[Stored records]
━━━━━━━━
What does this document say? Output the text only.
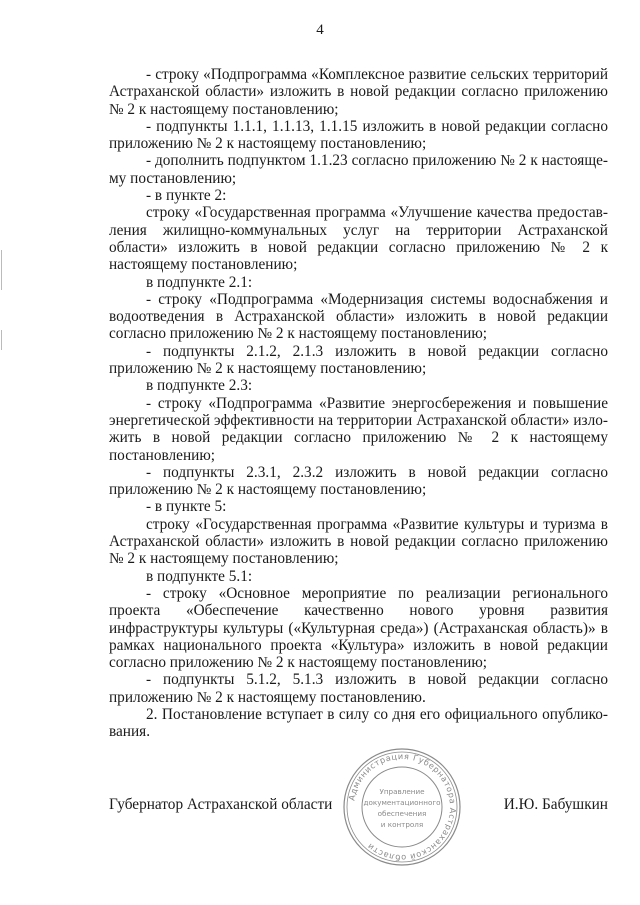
4

- строку «Подпрограмма «Комплексное развитие сельских территорий Астраханской области» изложить в новой редакции согласно приложению № 2 к настоящему постановлению;

- подпункты 1.1.1, 1.1.13, 1.1.15 изложить в новой редакции согласно приложению № 2 к настоящему постановлению;

- дополнить подпунктом 1.1.23 согласно приложению № 2 к настоящему постановлению;

- в пункте 2:

строку «Государственная программа «Улучшение качества предоставления жилищно-коммунальных услуг на территории Астраханской области» изложить в новой редакции согласно приложению № 2 к настоящему постановлению;

в подпункте 2.1:

- строку «Подпрограмма «Модернизация системы водоснабжения и водоотведения в Астраханской области» изложить в новой редакции согласно приложению № 2 к настоящему постановлению;

- подпункты 2.1.2, 2.1.3 изложить в новой редакции согласно приложению № 2 к настоящему постановлению;

в подпункте 2.3:

- строку «Подпрограмма «Развитие энергосбережения и повышение энергетической эффективности на территории Астраханской области» изложить в новой редакции согласно приложению № 2 к настоящему постановлению;

- подпункты 2.3.1, 2.3.2 изложить в новой редакции согласно приложению № 2 к настоящему постановлению;

- в пункте 5:

строку «Государственная программа «Развитие культуры и туризма в Астраханской области» изложить в новой редакции согласно приложению № 2 к настоящему постановлению;

в подпункте 5.1:

- строку «Основное мероприятие по реализации регионального проекта «Обеспечение качественно нового уровня развития инфраструктуры культуры («Культурная среда») (Астраханская область)» в рамках национального проекта «Культура» изложить в новой редакции согласно приложению № 2 к настоящему постановлению;

- подпункты 5.1.2, 5.1.3 изложить в новой редакции согласно приложению № 2 к настоящему постановлению.

2. Постановление вступает в силу со дня его официального опубликования.

Губернатор Астраханской области	И.Ю. Бабушкин
Администрация Губернатора Астраханской области
Управление
документационного
обеспечения
и контроля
━━━━━━━━
WHAT YOU SHOULD DO: Locate the word "редакции" in the records and collect each line it appears in.

REPLY TO THE TASK:
- строку «Подпрограмма «Комплексное развитие сельских территорий Астраханской области» изложить в новой редакции согласно приложению № 2 к настоящему постановлению;
- подпункты 1.1.1, 1.1.13, 1.1.15 изложить в новой редакции согласно приложению № 2 к настоящему постановлению;
строку «Государственная программа «Улучшение качества предоставления жилищно-коммунальных услуг на территории Астраханской области» изложить в новой редакции согласно приложению № 2 к настоящему постановлению;
- строку «Подпрограмма «Модернизация системы водоснабжения и водоотведения в Астраханской области» изложить в новой редакции согласно приложению № 2 к настоящему постановлению;
- подпункты 2.1.2, 2.1.3 изложить в новой редакции согласно приложению № 2 к настоящему постановлению;
- строку «Подпрограмма «Развитие энергосбережения и повышение энергетической эффективности на территории Астраханской области» изложить в новой редакции согласно приложению № 2 к настоящему постановлению;
- подпункты 2.3.1, 2.3.2 изложить в новой редакции согласно приложению № 2 к настоящему постановлению;
строку «Государственная программа «Развитие культуры и туризма в Астраханской области» изложить в новой редакции согласно приложению № 2 к настоящему постановлению;
- строку «Основное мероприятие по реализации регионального проекта «Обеспечение качественно нового уровня развития инфраструктуры культуры («Культурная среда») (Астраханская область)» в рамках национального проекта «Культура» изложить в новой редакции согласно приложению № 2 к настоящему постановлению;
- подпункты 5.1.2, 5.1.3 изложить в новой редакции согласно приложению № 2 к настоящему постановлению.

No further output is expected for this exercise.